** start **

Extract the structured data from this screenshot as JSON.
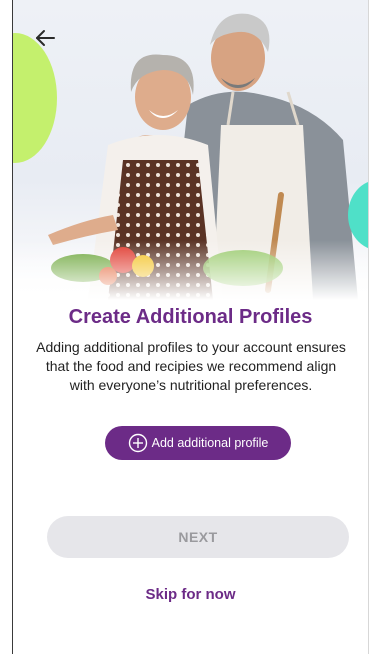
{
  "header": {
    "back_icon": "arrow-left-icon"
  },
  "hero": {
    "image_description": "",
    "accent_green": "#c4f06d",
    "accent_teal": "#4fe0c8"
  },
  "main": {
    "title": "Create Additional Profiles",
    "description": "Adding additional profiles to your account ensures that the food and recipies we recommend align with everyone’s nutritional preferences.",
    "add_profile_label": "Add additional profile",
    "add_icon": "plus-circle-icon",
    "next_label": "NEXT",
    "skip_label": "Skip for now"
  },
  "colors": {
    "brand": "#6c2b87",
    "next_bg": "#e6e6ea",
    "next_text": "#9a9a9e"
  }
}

** end **

Problem statement - Copy the data character for character, but drop all pictures from the copy.

Reply -
Extract the structured data from this screenshot as JSON.
{
  "header": {
    "back_icon": "arrow-left-icon"
  },
  "hero": {
    "image_description": "",
    "accent_green": "#c4f06d",
    "accent_teal": "#4fe0c8"
  },
  "main": {
    "title": "Create Additional Profiles",
    "description": "Adding additional profiles to your account ensures that the food and recipies we recommend align with everyone’s nutritional preferences.",
    "add_profile_label": "Add additional profile",
    "add_icon": "plus-circle-icon",
    "next_label": "NEXT",
    "skip_label": "Skip for now"
  },
  "colors": {
    "brand": "#6c2b87",
    "next_bg": "#e6e6ea",
    "next_text": "#9a9a9e"
  }
}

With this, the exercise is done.